● Exercise
Write out the whole listing exactly as it stands.

:::

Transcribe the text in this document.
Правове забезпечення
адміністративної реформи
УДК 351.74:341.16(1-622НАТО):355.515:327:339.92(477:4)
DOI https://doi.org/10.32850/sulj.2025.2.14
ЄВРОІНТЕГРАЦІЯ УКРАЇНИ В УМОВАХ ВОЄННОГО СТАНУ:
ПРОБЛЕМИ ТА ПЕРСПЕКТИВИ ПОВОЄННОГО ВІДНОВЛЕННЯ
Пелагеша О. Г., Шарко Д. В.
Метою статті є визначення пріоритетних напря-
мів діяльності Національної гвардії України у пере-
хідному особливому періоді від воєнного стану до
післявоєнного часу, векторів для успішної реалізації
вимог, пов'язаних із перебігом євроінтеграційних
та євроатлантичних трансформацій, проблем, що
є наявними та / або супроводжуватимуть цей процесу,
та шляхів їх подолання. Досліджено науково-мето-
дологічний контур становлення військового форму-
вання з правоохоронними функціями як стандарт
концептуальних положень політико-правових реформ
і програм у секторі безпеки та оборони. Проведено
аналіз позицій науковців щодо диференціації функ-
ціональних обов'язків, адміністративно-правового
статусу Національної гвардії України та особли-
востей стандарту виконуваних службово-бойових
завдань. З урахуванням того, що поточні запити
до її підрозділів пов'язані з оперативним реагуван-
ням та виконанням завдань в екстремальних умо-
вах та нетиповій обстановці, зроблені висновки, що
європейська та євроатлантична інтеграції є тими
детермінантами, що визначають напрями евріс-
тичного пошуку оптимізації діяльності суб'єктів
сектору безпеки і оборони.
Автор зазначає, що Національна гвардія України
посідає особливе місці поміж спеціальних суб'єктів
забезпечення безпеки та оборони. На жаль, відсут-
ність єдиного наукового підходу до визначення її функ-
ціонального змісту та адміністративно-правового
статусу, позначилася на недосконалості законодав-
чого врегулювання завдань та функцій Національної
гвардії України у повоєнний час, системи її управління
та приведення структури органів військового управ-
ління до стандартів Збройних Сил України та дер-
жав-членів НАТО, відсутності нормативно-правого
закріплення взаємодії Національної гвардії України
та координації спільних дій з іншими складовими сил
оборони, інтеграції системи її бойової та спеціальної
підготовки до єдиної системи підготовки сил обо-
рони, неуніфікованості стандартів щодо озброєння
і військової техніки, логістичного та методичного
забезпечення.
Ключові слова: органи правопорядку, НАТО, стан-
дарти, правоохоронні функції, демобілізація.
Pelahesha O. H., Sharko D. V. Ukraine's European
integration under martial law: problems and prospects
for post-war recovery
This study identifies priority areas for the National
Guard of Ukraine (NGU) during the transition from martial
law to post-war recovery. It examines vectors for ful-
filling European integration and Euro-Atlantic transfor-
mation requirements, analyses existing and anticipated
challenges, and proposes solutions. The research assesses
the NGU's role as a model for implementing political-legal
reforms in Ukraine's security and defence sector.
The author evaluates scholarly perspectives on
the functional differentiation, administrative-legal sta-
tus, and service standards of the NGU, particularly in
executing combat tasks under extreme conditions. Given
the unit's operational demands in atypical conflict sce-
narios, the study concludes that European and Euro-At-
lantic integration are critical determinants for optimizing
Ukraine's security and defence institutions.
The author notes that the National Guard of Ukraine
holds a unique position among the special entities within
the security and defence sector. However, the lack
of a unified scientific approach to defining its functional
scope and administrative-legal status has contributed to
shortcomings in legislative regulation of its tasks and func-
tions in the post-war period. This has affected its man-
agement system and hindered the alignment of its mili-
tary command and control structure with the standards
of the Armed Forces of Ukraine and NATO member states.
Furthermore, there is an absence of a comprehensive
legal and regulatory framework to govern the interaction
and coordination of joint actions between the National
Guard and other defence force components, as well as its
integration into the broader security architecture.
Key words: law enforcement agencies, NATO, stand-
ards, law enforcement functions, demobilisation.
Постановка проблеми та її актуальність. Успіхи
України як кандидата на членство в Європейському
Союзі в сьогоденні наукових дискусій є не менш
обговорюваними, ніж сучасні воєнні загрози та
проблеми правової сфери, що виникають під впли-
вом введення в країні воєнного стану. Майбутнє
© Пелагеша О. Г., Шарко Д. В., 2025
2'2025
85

:::

● Exercise solution
Transcribe the text in this document.
Правове забезпечення
адміністративної реформи
УДК 351.74:341.16(1-622НАТО):355.515:327:339.92(477:4)
DOI https://doi.org/10.32850/sulj.2025.2.14
ЄВРОІНТЕГРАЦІЯ УКРАЇНИ В УМОВАХ ВОЄННОГО СТАНУ:
ПРОБЛЕМИ ТА ПЕРСПЕКТИВИ ПОВОЄННОГО ВІДНОВЛЕННЯ
Пелагеша О. Г., Шарко Д. В.
Метою статті є визначення пріоритетних напря-
мів діяльності Національної гвардії України у пере-
хідному особливому періоді від воєнного стану до
післявоєнного часу, векторів для успішної реалізації
вимог, пов'язаних із перебігом євроінтеграційних
та євроатлантичних трансформацій, проблем, що
є наявними та / або супроводжуватимуть цей процесу,
та шляхів їх подолання. Досліджено науково-мето-
дологічний контур становлення військового форму-
вання з правоохоронними функціями як стандарт
концептуальних положень політико-правових реформ
і програм у секторі безпеки та оборони. Проведено
аналіз позицій науковців щодо диференціації функ-
ціональних обов'язків, адміністративно-правового
статусу Національної гвардії України та особли-
востей стандарту виконуваних службово-бойових
завдань. З урахуванням того, що поточні запити
до її підрозділів пов'язані з оперативним реагуван-
ням та виконанням завдань в екстремальних умо-
вах та нетиповій обстановці, зроблені висновки, що
європейська та євроатлантична інтеграції є тими
детермінантами, що визначають напрями евріс-
тичного пошуку оптимізації діяльності суб'єктів
сектору безпеки і оборони.
Автор зазначає, що Національна гвардія України
посідає особливе місці поміж спеціальних суб'єктів
забезпечення безпеки та оборони. На жаль, відсут-
ність єдиного наукового підходу до визначення її функ-
ціонального змісту та адміністративно-правового
статусу, позначилася на недосконалості законодав-
чого врегулювання завдань та функцій Національної
гвардії України у повоєнний час, системи її управління
та приведення структури органів військового управ-
ління до стандартів Збройних Сил України та дер-
жав-членів НАТО, відсутності нормативно-правого
закріплення взаємодії Національної гвардії України
та координації спільних дій з іншими складовими сил
оборони, інтеграції системи її бойової та спеціальної
підготовки до єдиної системи підготовки сил обо-
рони, неуніфікованості стандартів щодо озброєння
і військової техніки, логістичного та методичного
забезпечення.
Ключові слова: органи правопорядку, НАТО, стан-
дарти, правоохоронні функції, демобілізація.
Pelahesha O. H., Sharko D. V. Ukraine's European
integration under martial law: problems and prospects
for post-war recovery
This study identifies priority areas for the National
Guard of Ukraine (NGU) during the transition from martial
law to post-war recovery. It examines vectors for ful-
filling European integration and Euro-Atlantic transfor-
mation requirements, analyses existing and anticipated
challenges, and proposes solutions. The research assesses
the NGU's role as a model for implementing political-legal
reforms in Ukraine's security and defence sector.
The author evaluates scholarly perspectives on
the functional differentiation, administrative-legal sta-
tus, and service standards of the NGU, particularly in
executing combat tasks under extreme conditions. Given
the unit's operational demands in atypical conflict sce-
narios, the study concludes that European and Euro-At-
lantic integration are critical determinants for optimizing
Ukraine's security and defence institutions.
The author notes that the National Guard of Ukraine
holds a unique position among the special entities within
the security and defence sector. However, the lack
of a unified scientific approach to defining its functional
scope and administrative-legal status has contributed to
shortcomings in legislative regulation of its tasks and func-
tions in the post-war period. This has affected its man-
agement system and hindered the alignment of its mili-
tary command and control structure with the standards
of the Armed Forces of Ukraine and NATO member states.
Furthermore, there is an absence of a comprehensive
legal and regulatory framework to govern the interaction
and coordination of joint actions between the National
Guard and other defence force components, as well as its
integration into the broader security architecture.
Key words: law enforcement agencies, NATO, stand-
ards, law enforcement functions, demobilisation.
Постановка проблеми та її актуальність. Успіхи
України як кандидата на членство в Європейському
Союзі в сьогоденні наукових дискусій є не менш
обговорюваними, ніж сучасні воєнні загрози та
проблеми правової сфери, що виникають під впли-
вом введення в країні воєнного стану. Майбутнє
© Пелагеша О. Г., Шарко Д. В., 2025
2'2025
85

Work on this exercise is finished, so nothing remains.